» **Short exercise**:
Please put everything from the first line of the records down to and including the line that contains "cheapest-point [354,306,362,314]" into a Markdown table with the columns "No." and "Text", one numbered row per line, leaving out blank lines.

» **Records shown**:
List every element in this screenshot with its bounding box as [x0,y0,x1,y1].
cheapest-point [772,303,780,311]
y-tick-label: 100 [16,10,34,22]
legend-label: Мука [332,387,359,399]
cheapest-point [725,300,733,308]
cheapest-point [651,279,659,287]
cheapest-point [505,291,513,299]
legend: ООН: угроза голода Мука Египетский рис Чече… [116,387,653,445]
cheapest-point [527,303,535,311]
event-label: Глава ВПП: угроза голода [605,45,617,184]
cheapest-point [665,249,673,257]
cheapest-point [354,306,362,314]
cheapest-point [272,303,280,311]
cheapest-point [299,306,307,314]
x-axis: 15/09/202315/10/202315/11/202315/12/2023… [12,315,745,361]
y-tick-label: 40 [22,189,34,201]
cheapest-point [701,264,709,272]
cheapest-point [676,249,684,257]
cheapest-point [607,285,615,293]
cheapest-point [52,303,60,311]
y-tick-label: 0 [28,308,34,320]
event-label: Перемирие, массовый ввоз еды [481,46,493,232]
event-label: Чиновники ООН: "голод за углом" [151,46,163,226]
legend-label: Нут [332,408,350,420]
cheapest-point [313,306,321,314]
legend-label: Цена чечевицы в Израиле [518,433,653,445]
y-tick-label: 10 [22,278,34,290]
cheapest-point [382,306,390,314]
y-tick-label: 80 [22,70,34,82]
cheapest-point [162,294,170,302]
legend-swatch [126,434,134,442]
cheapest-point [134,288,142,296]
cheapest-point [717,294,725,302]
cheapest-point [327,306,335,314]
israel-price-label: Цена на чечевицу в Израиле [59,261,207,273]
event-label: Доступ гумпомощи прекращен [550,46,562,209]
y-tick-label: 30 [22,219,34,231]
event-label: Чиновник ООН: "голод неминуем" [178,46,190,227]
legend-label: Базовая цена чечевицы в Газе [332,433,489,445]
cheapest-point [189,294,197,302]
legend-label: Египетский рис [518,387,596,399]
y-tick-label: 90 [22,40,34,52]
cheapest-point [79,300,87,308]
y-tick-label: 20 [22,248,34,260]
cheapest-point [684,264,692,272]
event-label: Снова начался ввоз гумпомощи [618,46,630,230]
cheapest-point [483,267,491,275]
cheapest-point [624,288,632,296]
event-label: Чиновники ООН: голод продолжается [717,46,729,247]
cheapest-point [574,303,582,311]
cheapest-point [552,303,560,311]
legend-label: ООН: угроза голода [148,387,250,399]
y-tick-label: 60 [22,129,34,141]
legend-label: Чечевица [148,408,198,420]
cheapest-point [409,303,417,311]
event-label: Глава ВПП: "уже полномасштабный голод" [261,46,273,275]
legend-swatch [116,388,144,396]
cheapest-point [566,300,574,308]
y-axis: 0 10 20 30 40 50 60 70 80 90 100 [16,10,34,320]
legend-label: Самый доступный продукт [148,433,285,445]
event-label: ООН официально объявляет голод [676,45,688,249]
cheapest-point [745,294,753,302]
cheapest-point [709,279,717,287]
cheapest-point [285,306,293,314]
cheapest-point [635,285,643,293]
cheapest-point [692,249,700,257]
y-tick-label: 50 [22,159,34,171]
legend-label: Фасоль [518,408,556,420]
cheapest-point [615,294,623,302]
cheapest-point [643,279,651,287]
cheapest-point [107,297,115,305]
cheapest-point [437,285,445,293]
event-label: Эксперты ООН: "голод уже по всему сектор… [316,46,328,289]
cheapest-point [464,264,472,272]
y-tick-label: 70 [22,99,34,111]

» **Response to the task**:
| No. | Text |
|---|---|
| 1 | List every element in this screenshot with its bounding box as [x0,y0,x1,y1]. |
| 2 | cheapest-point [772,303,780,311] |
| 3 | y-tick-label: 100 [16,10,34,22] |
| 4 | legend-label: Мука [332,387,359,399] |
| 5 | cheapest-point [725,300,733,308] |
| 6 | cheapest-point [651,279,659,287] |
| 7 | cheapest-point [505,291,513,299] |
| 8 | legend: ООН: угроза голода Мука Египетский рис Чече… [116,387,653,445] |
| 9 | cheapest-point [527,303,535,311] |
| 10 | event-label: Глава ВПП: угроза голода [605,45,617,184] |
| 11 | cheapest-point [665,249,673,257] |
| 12 | cheapest-point [354,306,362,314] |